**Dataset records:**
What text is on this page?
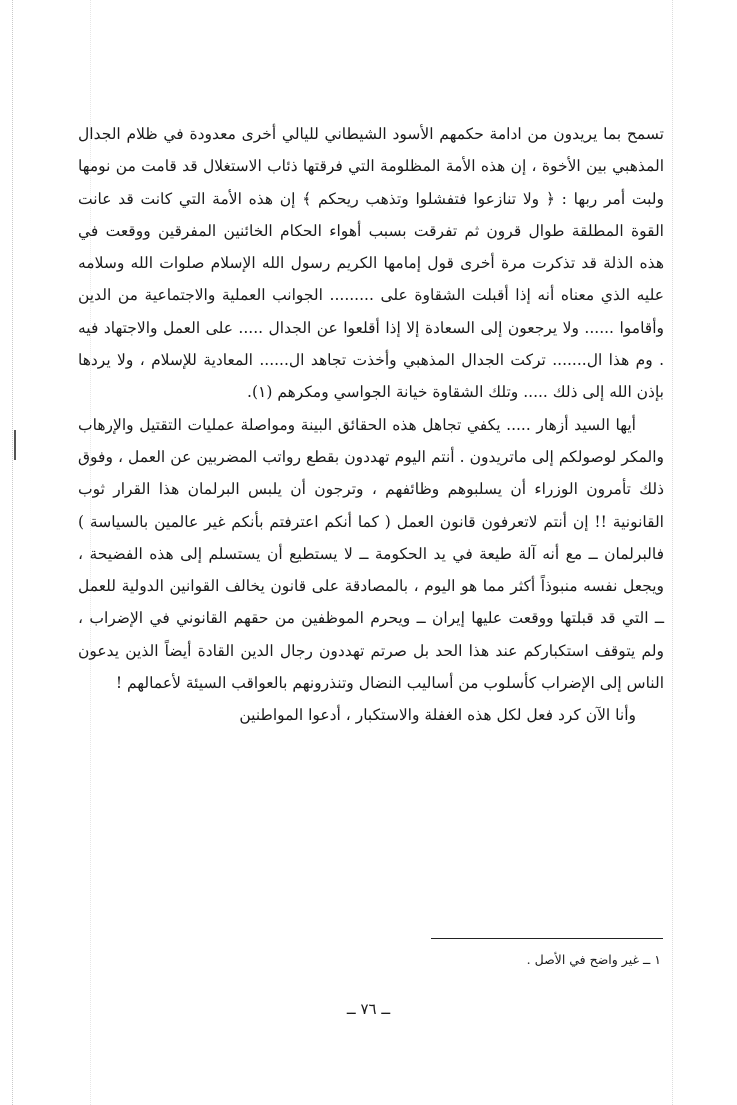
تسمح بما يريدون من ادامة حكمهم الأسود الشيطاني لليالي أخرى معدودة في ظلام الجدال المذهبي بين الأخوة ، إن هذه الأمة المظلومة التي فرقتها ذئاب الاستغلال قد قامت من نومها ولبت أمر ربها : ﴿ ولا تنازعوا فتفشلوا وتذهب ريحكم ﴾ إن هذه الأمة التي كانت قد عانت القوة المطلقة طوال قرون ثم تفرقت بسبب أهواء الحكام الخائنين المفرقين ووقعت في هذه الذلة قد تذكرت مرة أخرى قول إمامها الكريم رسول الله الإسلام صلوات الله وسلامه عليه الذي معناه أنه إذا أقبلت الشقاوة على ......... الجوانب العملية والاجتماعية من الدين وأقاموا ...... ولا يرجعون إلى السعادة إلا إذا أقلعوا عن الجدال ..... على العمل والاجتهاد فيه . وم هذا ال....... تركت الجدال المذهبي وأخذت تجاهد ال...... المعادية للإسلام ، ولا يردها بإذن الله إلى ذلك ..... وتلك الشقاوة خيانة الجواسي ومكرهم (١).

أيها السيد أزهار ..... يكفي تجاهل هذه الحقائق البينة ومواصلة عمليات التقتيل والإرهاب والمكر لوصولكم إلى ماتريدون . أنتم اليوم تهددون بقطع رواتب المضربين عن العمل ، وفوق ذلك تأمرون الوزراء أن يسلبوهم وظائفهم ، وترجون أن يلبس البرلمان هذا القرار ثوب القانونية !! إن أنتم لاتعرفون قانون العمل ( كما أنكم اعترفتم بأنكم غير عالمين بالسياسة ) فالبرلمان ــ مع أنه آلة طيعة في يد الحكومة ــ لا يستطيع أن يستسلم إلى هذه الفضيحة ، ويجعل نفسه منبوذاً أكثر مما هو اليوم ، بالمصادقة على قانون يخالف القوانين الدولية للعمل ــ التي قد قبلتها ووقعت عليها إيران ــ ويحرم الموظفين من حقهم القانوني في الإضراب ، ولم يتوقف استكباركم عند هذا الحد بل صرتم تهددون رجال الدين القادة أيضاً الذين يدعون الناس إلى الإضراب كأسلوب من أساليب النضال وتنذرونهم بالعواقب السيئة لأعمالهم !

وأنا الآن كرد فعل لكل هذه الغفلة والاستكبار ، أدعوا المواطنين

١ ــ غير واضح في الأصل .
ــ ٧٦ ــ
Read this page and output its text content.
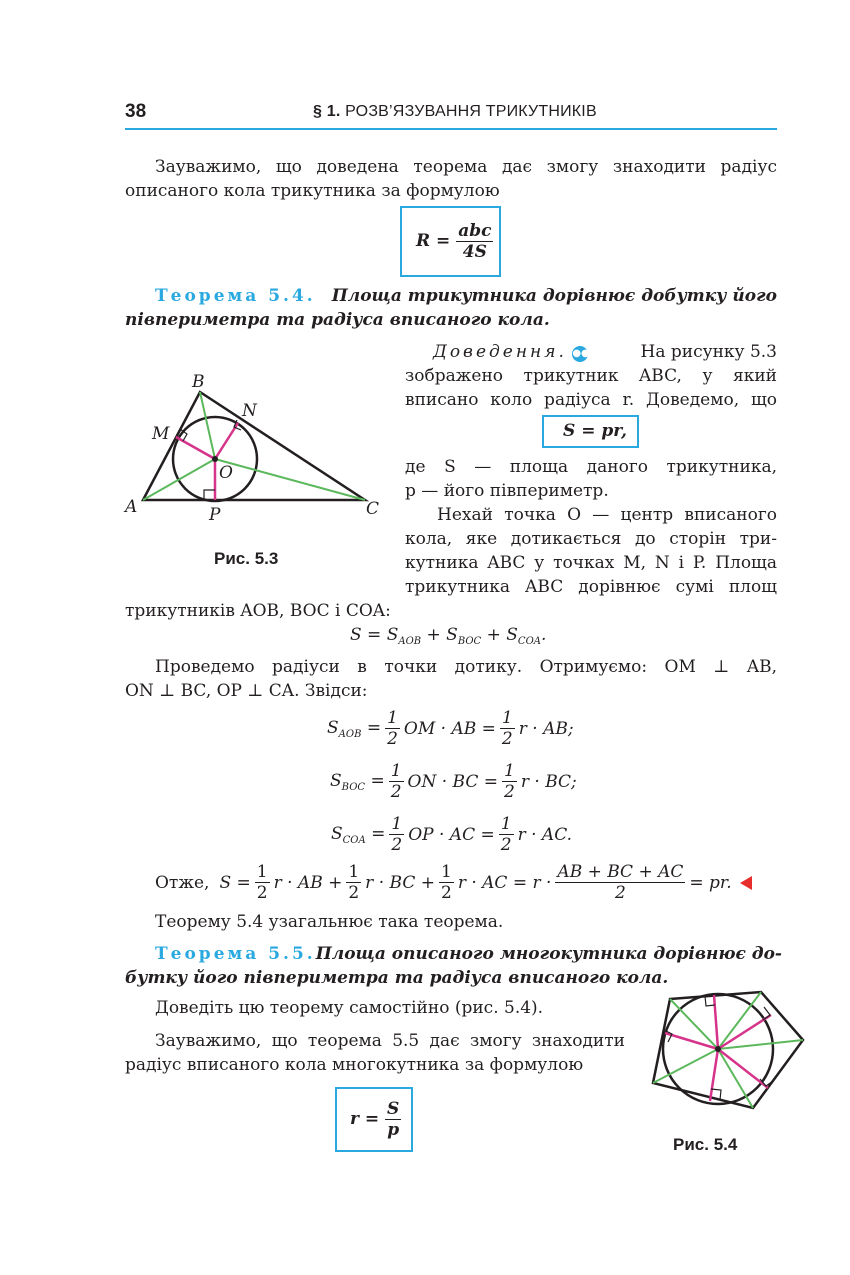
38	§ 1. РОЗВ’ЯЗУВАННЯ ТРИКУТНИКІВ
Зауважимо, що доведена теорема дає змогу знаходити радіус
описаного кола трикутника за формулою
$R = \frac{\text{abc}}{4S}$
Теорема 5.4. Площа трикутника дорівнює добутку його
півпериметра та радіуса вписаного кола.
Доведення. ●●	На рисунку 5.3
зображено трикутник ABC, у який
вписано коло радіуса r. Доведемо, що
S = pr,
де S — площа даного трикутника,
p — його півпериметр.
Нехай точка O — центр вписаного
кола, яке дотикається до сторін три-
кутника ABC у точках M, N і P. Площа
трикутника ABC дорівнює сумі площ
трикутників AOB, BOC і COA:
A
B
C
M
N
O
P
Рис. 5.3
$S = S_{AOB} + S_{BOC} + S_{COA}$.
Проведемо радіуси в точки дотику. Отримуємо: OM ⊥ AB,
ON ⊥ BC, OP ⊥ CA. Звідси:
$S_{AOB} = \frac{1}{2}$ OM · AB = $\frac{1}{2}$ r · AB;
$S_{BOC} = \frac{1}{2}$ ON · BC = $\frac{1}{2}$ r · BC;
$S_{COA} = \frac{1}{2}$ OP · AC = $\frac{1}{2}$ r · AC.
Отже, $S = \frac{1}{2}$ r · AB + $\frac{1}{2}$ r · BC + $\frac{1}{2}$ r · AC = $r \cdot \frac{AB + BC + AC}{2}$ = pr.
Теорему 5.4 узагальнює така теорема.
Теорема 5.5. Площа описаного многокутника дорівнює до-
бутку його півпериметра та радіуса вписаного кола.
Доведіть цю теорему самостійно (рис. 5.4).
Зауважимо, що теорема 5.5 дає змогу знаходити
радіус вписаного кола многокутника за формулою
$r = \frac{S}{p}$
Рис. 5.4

* * *

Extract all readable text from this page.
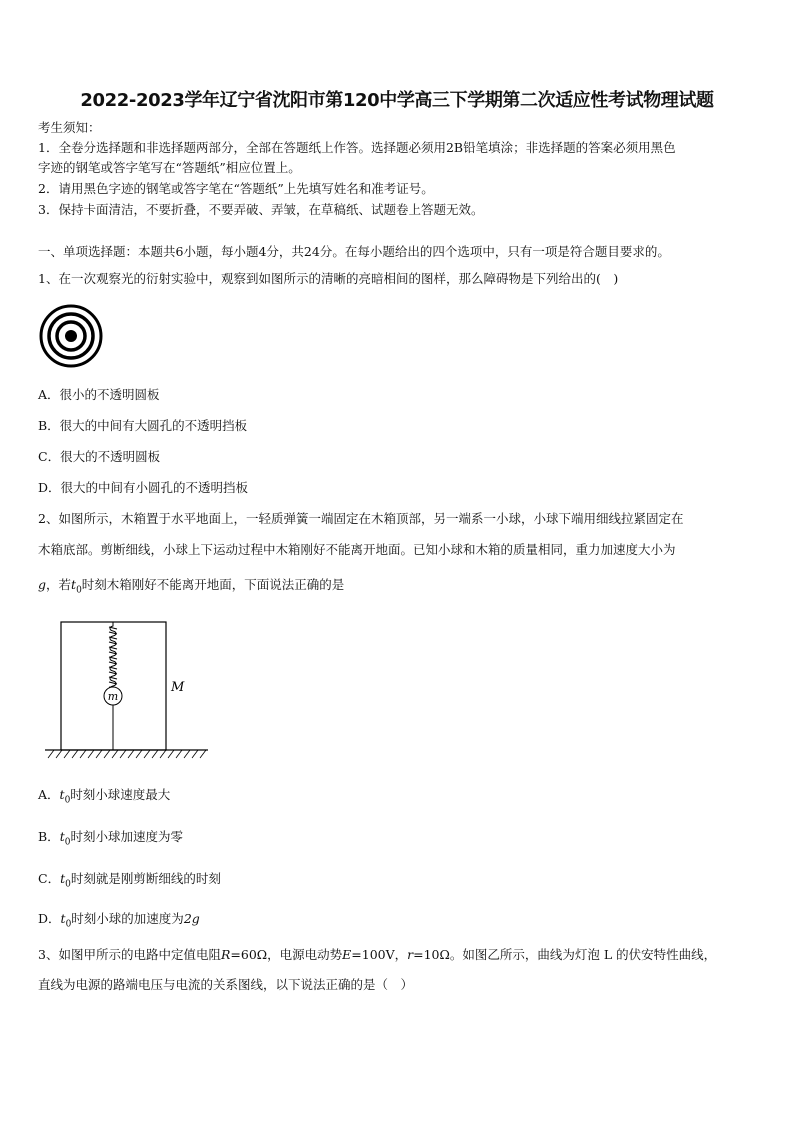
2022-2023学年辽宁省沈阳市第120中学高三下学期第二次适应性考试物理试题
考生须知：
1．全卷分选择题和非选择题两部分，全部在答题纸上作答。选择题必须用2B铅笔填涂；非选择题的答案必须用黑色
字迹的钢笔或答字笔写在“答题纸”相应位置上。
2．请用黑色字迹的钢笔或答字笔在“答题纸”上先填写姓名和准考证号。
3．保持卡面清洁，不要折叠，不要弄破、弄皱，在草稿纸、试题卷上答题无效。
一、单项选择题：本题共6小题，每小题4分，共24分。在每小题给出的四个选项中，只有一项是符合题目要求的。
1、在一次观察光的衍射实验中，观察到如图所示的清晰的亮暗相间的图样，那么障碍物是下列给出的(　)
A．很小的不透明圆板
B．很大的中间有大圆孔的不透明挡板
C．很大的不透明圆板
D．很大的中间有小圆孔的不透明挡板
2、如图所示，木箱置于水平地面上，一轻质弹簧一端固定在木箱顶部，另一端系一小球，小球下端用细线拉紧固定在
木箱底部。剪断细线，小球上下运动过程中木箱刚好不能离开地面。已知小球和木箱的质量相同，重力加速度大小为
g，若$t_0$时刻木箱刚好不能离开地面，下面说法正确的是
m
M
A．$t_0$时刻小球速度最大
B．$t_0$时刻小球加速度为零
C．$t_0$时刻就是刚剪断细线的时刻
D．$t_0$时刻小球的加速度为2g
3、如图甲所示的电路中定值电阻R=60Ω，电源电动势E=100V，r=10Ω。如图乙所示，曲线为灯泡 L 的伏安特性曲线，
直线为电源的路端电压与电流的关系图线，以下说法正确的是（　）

* * *

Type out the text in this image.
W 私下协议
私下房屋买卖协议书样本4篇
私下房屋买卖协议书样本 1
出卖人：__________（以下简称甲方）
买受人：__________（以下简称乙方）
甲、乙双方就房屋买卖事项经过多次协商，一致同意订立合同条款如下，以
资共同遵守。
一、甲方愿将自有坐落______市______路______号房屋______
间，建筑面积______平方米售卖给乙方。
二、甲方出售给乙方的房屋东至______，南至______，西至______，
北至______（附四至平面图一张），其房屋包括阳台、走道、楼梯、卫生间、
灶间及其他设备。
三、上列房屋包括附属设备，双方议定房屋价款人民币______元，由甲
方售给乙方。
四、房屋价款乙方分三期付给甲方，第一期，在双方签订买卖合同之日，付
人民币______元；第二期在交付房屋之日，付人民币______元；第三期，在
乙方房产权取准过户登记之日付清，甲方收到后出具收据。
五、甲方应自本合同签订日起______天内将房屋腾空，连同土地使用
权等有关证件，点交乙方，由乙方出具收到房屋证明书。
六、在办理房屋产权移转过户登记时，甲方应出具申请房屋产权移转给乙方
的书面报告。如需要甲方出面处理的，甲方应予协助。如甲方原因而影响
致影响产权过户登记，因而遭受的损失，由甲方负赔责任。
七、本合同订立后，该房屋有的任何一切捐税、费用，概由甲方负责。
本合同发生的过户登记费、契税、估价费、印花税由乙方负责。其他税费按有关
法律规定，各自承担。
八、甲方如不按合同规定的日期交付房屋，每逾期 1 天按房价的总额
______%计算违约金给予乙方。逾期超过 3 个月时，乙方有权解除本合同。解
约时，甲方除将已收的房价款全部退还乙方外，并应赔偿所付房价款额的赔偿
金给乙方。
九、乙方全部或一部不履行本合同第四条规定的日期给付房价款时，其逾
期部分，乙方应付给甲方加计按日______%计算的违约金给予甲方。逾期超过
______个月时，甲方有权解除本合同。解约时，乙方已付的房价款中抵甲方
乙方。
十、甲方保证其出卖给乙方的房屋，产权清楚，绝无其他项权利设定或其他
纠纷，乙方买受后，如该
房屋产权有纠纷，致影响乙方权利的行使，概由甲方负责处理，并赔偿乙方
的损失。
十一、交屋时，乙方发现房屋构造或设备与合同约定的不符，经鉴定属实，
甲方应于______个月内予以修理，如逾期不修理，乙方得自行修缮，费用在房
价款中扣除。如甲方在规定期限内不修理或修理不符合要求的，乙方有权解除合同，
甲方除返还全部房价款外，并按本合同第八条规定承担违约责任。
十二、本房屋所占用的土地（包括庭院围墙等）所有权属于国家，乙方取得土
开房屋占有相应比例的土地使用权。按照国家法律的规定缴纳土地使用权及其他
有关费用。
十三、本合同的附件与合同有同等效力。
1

**Goal:** In the records above, locate each line with the word "формулою". Copy all such lines.

**Response for this exercise:**
описаного кола трикутника за формулою
радіус вписаного кола многокутника за формулою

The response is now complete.